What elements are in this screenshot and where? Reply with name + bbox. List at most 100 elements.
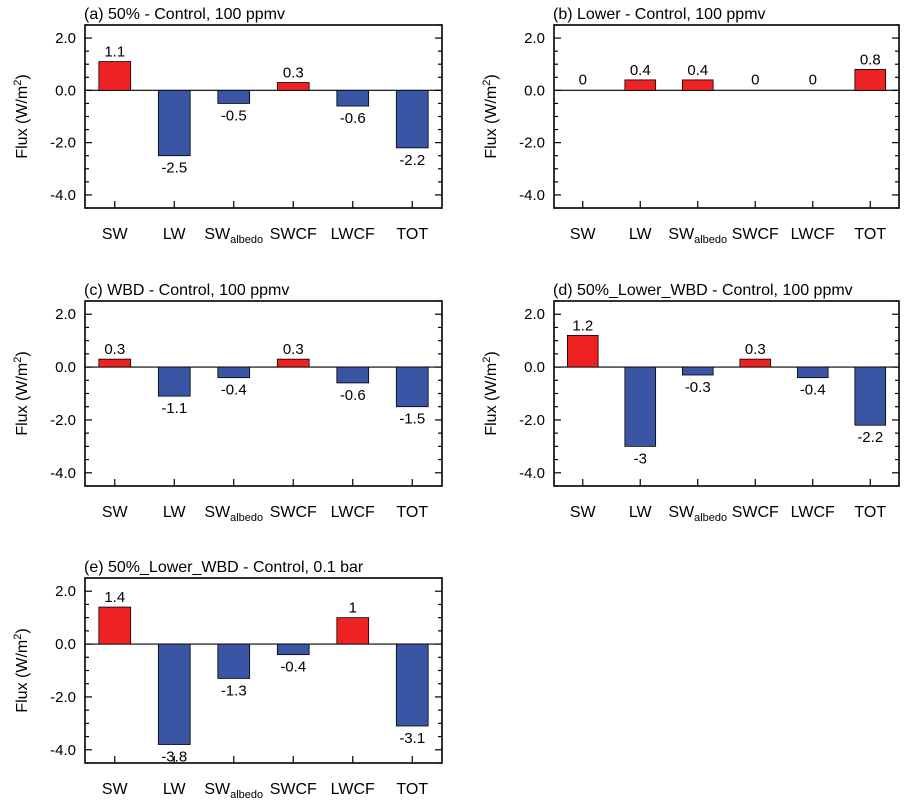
panel-title: (c) WBD - Control, 100 ppmv bbox=[84, 282, 289, 299]
x-category-label: SWalbedo bbox=[668, 504, 727, 524]
bar bbox=[336, 617, 370, 645]
data-label: -3 bbox=[634, 450, 647, 467]
y-axis-title: Flux (W/m2) bbox=[481, 351, 500, 435]
x-category-label: LWCF bbox=[331, 504, 375, 521]
bar bbox=[276, 82, 310, 91]
data-label: -0.4 bbox=[221, 382, 247, 399]
bar bbox=[98, 606, 132, 645]
y-tick-label: 0.0 bbox=[55, 82, 76, 99]
y-axis-title: Flux (W/m2) bbox=[481, 74, 500, 158]
x-category-label: LWCF bbox=[791, 504, 835, 521]
bar bbox=[217, 366, 251, 379]
y-axis-title: Flux (W/m2) bbox=[12, 351, 31, 435]
bar bbox=[566, 334, 599, 368]
data-label: -1.3 bbox=[221, 682, 247, 699]
x-category-label: SWalbedo bbox=[204, 504, 263, 524]
bar bbox=[157, 643, 191, 745]
data-label: 0 bbox=[751, 71, 759, 88]
data-label: -0.6 bbox=[340, 387, 366, 404]
x-category-label: LW bbox=[629, 504, 653, 521]
y-tick-label: 0.0 bbox=[55, 359, 76, 376]
y-tick-label: 0.0 bbox=[524, 82, 545, 99]
data-label: -0.3 bbox=[685, 379, 711, 396]
plot-frame bbox=[84, 24, 443, 209]
panel-title: (a) 50% - Control, 100 ppmv bbox=[84, 6, 285, 23]
data-label: -0.4 bbox=[280, 659, 306, 676]
bar bbox=[98, 358, 132, 368]
bar bbox=[276, 643, 310, 656]
panel-title: (e) 50%_Lower_WBD - Control, 0.1 bar bbox=[84, 559, 364, 576]
x-category-label: LW bbox=[629, 226, 653, 243]
bar bbox=[395, 89, 429, 149]
x-category-label: SWCF bbox=[270, 781, 317, 798]
data-label: 0.3 bbox=[104, 341, 125, 358]
data-label: 1.2 bbox=[572, 317, 593, 334]
data-label: -2.2 bbox=[399, 152, 425, 169]
data-label: 0.3 bbox=[283, 65, 304, 82]
data-label: -3.1 bbox=[399, 730, 425, 747]
x-category-label: SWCF bbox=[270, 504, 317, 521]
data-label: 0.3 bbox=[745, 341, 766, 358]
y-tick-label: 0.0 bbox=[524, 359, 545, 376]
x-category-label: LWCF bbox=[331, 226, 375, 243]
x-category-label: SW bbox=[570, 226, 597, 243]
bar bbox=[98, 61, 132, 91]
bar bbox=[157, 89, 191, 157]
y-tick-label: -2.0 bbox=[50, 689, 76, 706]
data-label: 1 bbox=[349, 600, 357, 617]
data-label: -2.5 bbox=[161, 160, 187, 177]
data-label: -1.1 bbox=[161, 400, 187, 417]
bar bbox=[624, 366, 657, 447]
bar bbox=[739, 358, 772, 368]
data-label: 1.4 bbox=[104, 589, 125, 606]
data-label: 1.1 bbox=[104, 44, 125, 61]
panel-1: (b) Lower - Control, 100 ppmv 2.0 0.0 -2.0 -… bbox=[481, 6, 900, 246]
plot-frame bbox=[84, 577, 443, 764]
data-label: -1.5 bbox=[399, 411, 425, 428]
y-tick-label: 2.0 bbox=[55, 306, 76, 323]
y-tick-label: -2.0 bbox=[50, 135, 76, 152]
data-label: 0.4 bbox=[687, 62, 708, 79]
plot-frame bbox=[553, 300, 900, 487]
y-tick-label: -4.0 bbox=[50, 742, 76, 759]
x-category-label: LW bbox=[163, 504, 187, 521]
data-label: 0.4 bbox=[630, 62, 651, 79]
y-axis-title: Flux (W/m2) bbox=[12, 74, 31, 158]
x-category-label: TOT bbox=[854, 226, 886, 243]
bar bbox=[217, 89, 251, 104]
x-category-label: SWCF bbox=[732, 504, 779, 521]
x-category-label: SW bbox=[102, 226, 129, 243]
y-tick-label: -4.0 bbox=[519, 465, 545, 482]
bar bbox=[854, 366, 887, 426]
bar bbox=[276, 358, 310, 368]
x-category-label: SW bbox=[102, 504, 129, 521]
plot-frame bbox=[84, 300, 443, 487]
data-label: -0.6 bbox=[340, 110, 366, 127]
data-label: 0.8 bbox=[860, 51, 881, 68]
x-category-label: LWCF bbox=[331, 781, 375, 798]
bar bbox=[624, 79, 657, 91]
panel-title: (b) Lower - Control, 100 ppmv bbox=[553, 6, 766, 23]
data-label: -0.5 bbox=[221, 107, 247, 124]
y-tick-label: 0.0 bbox=[55, 636, 76, 653]
y-tick-label: -4.0 bbox=[50, 187, 76, 204]
data-label: 0.3 bbox=[283, 341, 304, 358]
bar bbox=[854, 69, 887, 91]
y-tick-label: 2.0 bbox=[524, 306, 545, 323]
bar bbox=[217, 643, 251, 679]
x-category-label: SW bbox=[570, 504, 597, 521]
x-category-label: SWalbedo bbox=[668, 226, 727, 246]
y-tick-label: -2.0 bbox=[519, 135, 545, 152]
bar bbox=[336, 89, 370, 107]
bar bbox=[336, 366, 370, 384]
x-category-label: SW bbox=[102, 781, 129, 798]
y-tick-label: -4.0 bbox=[519, 187, 545, 204]
bar bbox=[681, 366, 714, 376]
bar bbox=[157, 366, 191, 397]
bar bbox=[395, 366, 429, 408]
y-tick-label: -4.0 bbox=[50, 465, 76, 482]
panel-4: (e) 50%_Lower_WBD - Control, 0.1 bar 2.0 0… bbox=[12, 559, 443, 801]
bar bbox=[681, 79, 714, 91]
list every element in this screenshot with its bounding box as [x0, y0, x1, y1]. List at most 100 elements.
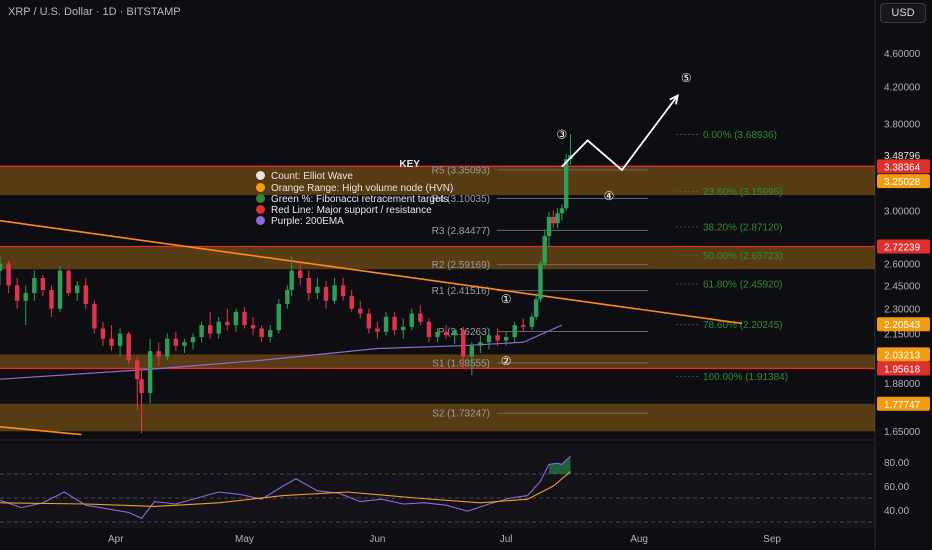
- candle: [268, 330, 273, 338]
- rsi-panel: [0, 444, 875, 528]
- candle: [250, 325, 256, 329]
- rsi-overbought-fill: [549, 456, 571, 474]
- price-badge-label: 2.03213: [884, 350, 921, 361]
- candle: [349, 296, 354, 309]
- legend-item: Red Line: Major support / resistance: [256, 205, 453, 216]
- candle: [559, 208, 565, 214]
- candle: [426, 321, 432, 338]
- hvn-zone: [0, 403, 875, 432]
- hvn-zone: [0, 166, 875, 196]
- pivot-label: S2 (1.73247): [432, 409, 490, 420]
- candle: [418, 313, 423, 322]
- time-axis-label: Jul: [500, 534, 513, 545]
- time-axis-label: May: [235, 534, 254, 545]
- legend-dot-icon: [256, 171, 265, 181]
- candle: [358, 308, 363, 314]
- candle: [0, 263, 3, 271]
- candle: [332, 285, 337, 301]
- legend-label: Orange Range: High volume node (HVN): [271, 182, 454, 194]
- time-axis-label: Sep: [763, 534, 781, 545]
- candle: [383, 316, 389, 332]
- candle: [182, 342, 187, 346]
- rsi-tick-label: 40.00: [884, 506, 909, 517]
- descending-trendline: [0, 425, 82, 436]
- price-tick-label: 4.60000: [884, 49, 921, 60]
- candle: [392, 316, 397, 331]
- pivot-label: R1 (2.41516): [432, 286, 490, 297]
- currency-button[interactable]: USD: [880, 3, 926, 23]
- time-axis-label: Apr: [108, 534, 124, 545]
- fib-label: 0.00% (3.68936): [703, 130, 777, 141]
- price-tick-label: 3.80000: [884, 120, 921, 131]
- candle: [340, 285, 346, 297]
- rsi-tick-label: 60.00: [884, 482, 909, 493]
- pivot-label: R5 (3.35093): [432, 165, 490, 176]
- candle: [207, 325, 213, 334]
- hvn-zone: [0, 246, 875, 270]
- symbol-title: XRP / U.S. Dollar · 1D · BITSTAMP: [8, 6, 181, 18]
- candle: [289, 270, 294, 290]
- wave-label: ②: [501, 354, 512, 368]
- chart-legend: KEY Count: Elliot Wave Orange Range: Hig…: [256, 159, 454, 228]
- price-tick-label: 3.00000: [884, 207, 921, 218]
- candle: [199, 325, 204, 338]
- price-badge-label: 2.72239: [884, 243, 921, 254]
- candle: [147, 351, 153, 394]
- fib-label: 38.20% (2.87120): [703, 222, 783, 233]
- wave-label: ④: [604, 189, 615, 203]
- candle: [546, 216, 552, 237]
- price-badge-label: 3.25028: [884, 177, 921, 188]
- candle: [156, 351, 161, 357]
- candle: [538, 263, 543, 300]
- candle: [503, 337, 509, 341]
- time-axis-label: Jun: [369, 534, 385, 545]
- ema200-line: [0, 324, 563, 380]
- candle: [452, 330, 457, 336]
- price-tick-label: 2.30000: [884, 305, 921, 316]
- candle: [83, 285, 88, 304]
- legend-dot-icon: [256, 216, 265, 226]
- price-badge: [877, 159, 930, 174]
- projection-path: [561, 94, 679, 172]
- fib-label: 50.00% (2.65723): [703, 251, 783, 262]
- legend-item: Green %: Fibonacci retracement targets: [256, 193, 453, 205]
- candle: [486, 335, 492, 343]
- candle: [542, 236, 547, 264]
- candle: [298, 270, 303, 278]
- candle: [323, 286, 329, 301]
- candle: [165, 338, 170, 357]
- price-badge: [877, 396, 930, 411]
- candle: [126, 333, 131, 361]
- candle: [555, 213, 560, 224]
- fib-label: 78.60% (2.20245): [703, 320, 783, 331]
- fib-label: 61.80% (2.45920): [703, 280, 783, 291]
- rsi-ma-line: [0, 471, 571, 507]
- price-badge: [877, 347, 930, 362]
- candle: [92, 303, 97, 329]
- candle: [57, 270, 63, 309]
- legend-item: Purple: 200EMA: [256, 216, 453, 227]
- candle: [135, 360, 140, 380]
- legend-dot-icon: [256, 182, 265, 192]
- candle: [563, 159, 569, 209]
- candle: [49, 289, 54, 309]
- fib-label: 23.60% (3.15995): [703, 187, 783, 198]
- candle: [315, 286, 320, 294]
- candle: [306, 277, 312, 294]
- price-badge-label: 1.95618: [884, 364, 921, 375]
- legend-item: Count: Elliot Wave: [256, 171, 453, 182]
- price-badge: [877, 317, 930, 332]
- price-badge: [877, 239, 930, 254]
- legend-dot-icon: [256, 205, 265, 215]
- candle: [521, 325, 526, 327]
- candle: [512, 325, 517, 338]
- price-badge-label: 3.38364: [884, 162, 921, 173]
- pivot-label: S1 (1.98555): [432, 358, 490, 369]
- candle: [14, 285, 20, 301]
- candle: [461, 330, 466, 357]
- candle: [100, 328, 106, 339]
- candle: [469, 345, 475, 357]
- price-tick-label: 2.60000: [884, 259, 921, 270]
- candle: [533, 299, 539, 317]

== Goal of the exercise ==
Please swap "Control" for "Baseline" in the rows starting at the one containing "panel-title: (c) WBD" and ending at the one containing "y-axis-title: Flux (W/m2) bbox=[481, 351, 500, 435]", and return only those rows with nothing else changed.

== Completed task ==
panel-title: (c) WBD - Baseline, 100 ppmv bbox=[84, 282, 289, 299]
x-category-label: SWalbedo bbox=[668, 504, 727, 524]
bar bbox=[336, 617, 370, 645]
data-label: -3 bbox=[634, 450, 647, 467]
y-axis-title: Flux (W/m2) bbox=[481, 351, 500, 435]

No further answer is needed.